_TRECHO DA PÁGINA_

▬▬▬▬▬▬

Durante as oficinas, os moradores aprenderam a interpretar rótulos de alimentos, identificar ingredientes nocivos à saúde e entender os impactos para a saúde do consumo de ultraprocessados. A iniciativa foi bem recebida pelos participantes, que destacaram a importância de levar esse conhecimento para as escolas e para o cotidiano familiar.
“Hoje em dia, percebemos que muita gente vem se alimentando de forma desregrada. Foi muito importante que o projeto trouxe informações práticas, para a gente aplicar na escola e em casa também”, afirmou o professor Elionaldo Costa, da comunidade São Francisco do Aiucá.
Alessandro Brandão, professor de História na mesma comunidade, refletiu sobre como conteúdo das oficinas pode ser utilizado em sala de aula. “Na escola, eu vou fazer esse papel de abordar questões alimentares, que foram utilizadas pelos nossos antepassados, e hoje estão se perdendo. Essas informações nos ajudam a elaborar conteúdos educativos para o resgate da nossa cultura, que é indígena, inclusive na alimentação”.
Alaíde Bezerra é uma das moradoras mais antigas da comunidade Jubará, na Reserva Mamirauá. Com mais de 6 décadas de vivência e conhecimento do território, durante a oficina, ela compartilhou a memória de tempos antigos da alimentação local, com uma dieta mais farta e composta de alimentos colhidos da terra. “Na minha vida, eu bebi muito tacacá, mingau de banana, mingau de massa com castanha, mingau de farinha com leite de sova. Eu comi muito michuá naquele tempo, frito, com café”.
Já a estudante Rayara Souza, de 15 anos, relatou que ficou impressionada com as informações aprendidas na oficina. “Eu fiquei muito chocada com algumas coisas, como pode um só alimento conter tantas substâncias, algumas que até podem fazer mal pra gente? Foi legal entender como a alimentação está mudando, e isso me deu até ideias para o futuro, do que eu quero fazer daqui pra frente”, contou.
O jovem Yuri Pereira, de 21 anos, morador da comunidade Ubim, também destacou o quanto a oficina foi transformadora: “A gente achava que as coisas industriais, que eram gostosas, não faziam tanto mal como as coisas naturais que a gente tem aqui na nossa comunidade mesmo”, conta. “Uma das coisas também que eu aprendi, que acho que vou levar para o resto da minha vida, é sobre o ‘T’ das embalagens, de transgênico, que é uma mistura. Como na lata de milho, que é diferente de um milho natural, plantado na comunidade”.

▬▬▬▬▬▬

_MATERIAL DE ESTUDO_

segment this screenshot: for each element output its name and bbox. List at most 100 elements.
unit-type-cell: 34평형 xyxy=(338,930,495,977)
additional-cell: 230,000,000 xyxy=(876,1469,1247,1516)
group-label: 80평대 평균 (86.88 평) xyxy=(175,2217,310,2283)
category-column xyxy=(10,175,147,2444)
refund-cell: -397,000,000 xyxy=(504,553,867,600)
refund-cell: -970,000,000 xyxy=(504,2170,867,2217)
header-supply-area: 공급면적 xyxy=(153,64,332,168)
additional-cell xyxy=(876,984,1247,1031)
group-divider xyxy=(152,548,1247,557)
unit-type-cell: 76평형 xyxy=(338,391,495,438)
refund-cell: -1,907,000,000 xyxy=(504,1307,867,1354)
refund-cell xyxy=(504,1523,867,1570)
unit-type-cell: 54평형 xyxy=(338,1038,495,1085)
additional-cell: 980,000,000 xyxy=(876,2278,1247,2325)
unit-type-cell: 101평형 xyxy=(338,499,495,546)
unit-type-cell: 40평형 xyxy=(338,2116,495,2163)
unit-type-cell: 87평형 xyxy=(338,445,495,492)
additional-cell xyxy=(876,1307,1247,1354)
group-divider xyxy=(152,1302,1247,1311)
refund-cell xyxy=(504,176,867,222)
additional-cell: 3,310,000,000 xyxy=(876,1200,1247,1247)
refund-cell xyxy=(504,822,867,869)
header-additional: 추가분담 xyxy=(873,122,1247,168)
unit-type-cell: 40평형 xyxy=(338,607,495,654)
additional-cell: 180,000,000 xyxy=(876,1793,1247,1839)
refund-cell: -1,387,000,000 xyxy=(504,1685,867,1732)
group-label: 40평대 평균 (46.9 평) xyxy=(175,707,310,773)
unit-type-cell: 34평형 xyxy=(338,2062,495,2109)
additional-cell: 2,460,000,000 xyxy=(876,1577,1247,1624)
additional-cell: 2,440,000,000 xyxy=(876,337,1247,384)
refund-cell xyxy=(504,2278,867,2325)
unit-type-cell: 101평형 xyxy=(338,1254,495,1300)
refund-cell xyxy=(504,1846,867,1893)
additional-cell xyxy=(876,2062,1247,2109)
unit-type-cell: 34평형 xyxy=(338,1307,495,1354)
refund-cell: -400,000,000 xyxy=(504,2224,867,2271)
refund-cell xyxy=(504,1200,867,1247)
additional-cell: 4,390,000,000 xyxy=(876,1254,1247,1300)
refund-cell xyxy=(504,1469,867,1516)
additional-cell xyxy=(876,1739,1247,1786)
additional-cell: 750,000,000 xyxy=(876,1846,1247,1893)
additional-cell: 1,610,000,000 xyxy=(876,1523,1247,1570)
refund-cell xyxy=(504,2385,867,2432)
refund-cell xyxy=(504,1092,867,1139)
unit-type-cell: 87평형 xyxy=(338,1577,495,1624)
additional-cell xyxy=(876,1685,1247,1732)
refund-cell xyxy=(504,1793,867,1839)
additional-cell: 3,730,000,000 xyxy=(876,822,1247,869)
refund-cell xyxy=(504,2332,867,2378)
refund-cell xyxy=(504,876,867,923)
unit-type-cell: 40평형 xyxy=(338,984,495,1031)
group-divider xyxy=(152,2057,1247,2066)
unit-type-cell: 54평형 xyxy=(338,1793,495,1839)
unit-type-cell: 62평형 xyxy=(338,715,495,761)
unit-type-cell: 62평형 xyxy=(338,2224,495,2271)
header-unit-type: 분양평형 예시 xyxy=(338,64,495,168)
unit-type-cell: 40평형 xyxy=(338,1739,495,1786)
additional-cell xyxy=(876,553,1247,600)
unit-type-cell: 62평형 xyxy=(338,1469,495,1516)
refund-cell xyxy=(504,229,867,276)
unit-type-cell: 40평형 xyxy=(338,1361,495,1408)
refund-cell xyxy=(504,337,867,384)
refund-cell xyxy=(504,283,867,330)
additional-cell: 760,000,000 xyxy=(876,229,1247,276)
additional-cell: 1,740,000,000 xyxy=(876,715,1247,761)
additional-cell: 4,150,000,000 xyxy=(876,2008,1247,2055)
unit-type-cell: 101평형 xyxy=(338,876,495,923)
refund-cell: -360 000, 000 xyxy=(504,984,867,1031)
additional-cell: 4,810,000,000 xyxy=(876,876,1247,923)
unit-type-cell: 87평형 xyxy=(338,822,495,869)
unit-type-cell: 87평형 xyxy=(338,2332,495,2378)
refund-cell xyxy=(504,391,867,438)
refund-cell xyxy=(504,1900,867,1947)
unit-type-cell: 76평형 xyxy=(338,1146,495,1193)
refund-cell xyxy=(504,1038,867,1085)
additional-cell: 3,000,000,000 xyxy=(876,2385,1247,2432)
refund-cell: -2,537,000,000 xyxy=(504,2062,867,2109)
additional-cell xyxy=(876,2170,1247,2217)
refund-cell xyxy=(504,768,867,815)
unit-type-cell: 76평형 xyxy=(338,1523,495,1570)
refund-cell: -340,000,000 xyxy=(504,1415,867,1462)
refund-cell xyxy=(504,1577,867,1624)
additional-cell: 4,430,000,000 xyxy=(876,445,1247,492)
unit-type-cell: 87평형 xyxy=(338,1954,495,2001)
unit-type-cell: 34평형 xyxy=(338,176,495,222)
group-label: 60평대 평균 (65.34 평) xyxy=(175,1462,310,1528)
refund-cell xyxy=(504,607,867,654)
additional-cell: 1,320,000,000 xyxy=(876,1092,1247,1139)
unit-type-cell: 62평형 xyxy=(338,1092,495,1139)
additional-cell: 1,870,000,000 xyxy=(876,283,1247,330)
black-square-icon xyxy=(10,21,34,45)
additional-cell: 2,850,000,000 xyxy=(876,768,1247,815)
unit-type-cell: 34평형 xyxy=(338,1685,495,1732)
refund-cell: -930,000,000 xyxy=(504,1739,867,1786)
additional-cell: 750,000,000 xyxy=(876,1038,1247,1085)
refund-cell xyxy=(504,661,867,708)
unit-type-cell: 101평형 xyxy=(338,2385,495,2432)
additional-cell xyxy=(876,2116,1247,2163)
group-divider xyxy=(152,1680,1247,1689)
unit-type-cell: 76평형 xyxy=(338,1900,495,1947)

▬▬▬▬▬▬

_O QUE SE PEDE_
Escreva a continuação do texto sobre as oficinas de alimentação nas comunidades, começando logo depois da última frase dele.

_RESPOSTA FINAL_
Um olhar sobre o futuro
Ao fim da pesquisa, a equipe espera desenvolver um índice de diversidade biocultural alimentar — uma ferramenta que poderá indicar o grau de resiliência das comunidades diante das mudanças alimentares. A intenção é que esse índice sirva tanto para análises acadêmicas quanto para a formulação de políticas públicas voltadas à segurança alimentar e à saúde das populações tradicionais.
Com uma abordagem que une ciência, tradição e participação comunitária, o estudo pretende contribuir para um debate global sobre os impactos das transições alimentares — e o que elas significam para a cultura, a saúde e a sustentabilidade das comunidades tradicionais, na Amazônia e além dela.
O estudo é uma parceria entre a Universidade de Lisboa, através do Centro de Ecologia, Evolução e Alterações Ambientais (cE3c) da Faculdade de Ciências e do Instituto de Ciências Sociais, o Grupo de Pesquisa em Territorialidades e Governança Socioambiental na Amazônia do Instituto Mamirauá, e o Grupo de Pesquisa RESILIDADES da Universidade Federal do Amazonas.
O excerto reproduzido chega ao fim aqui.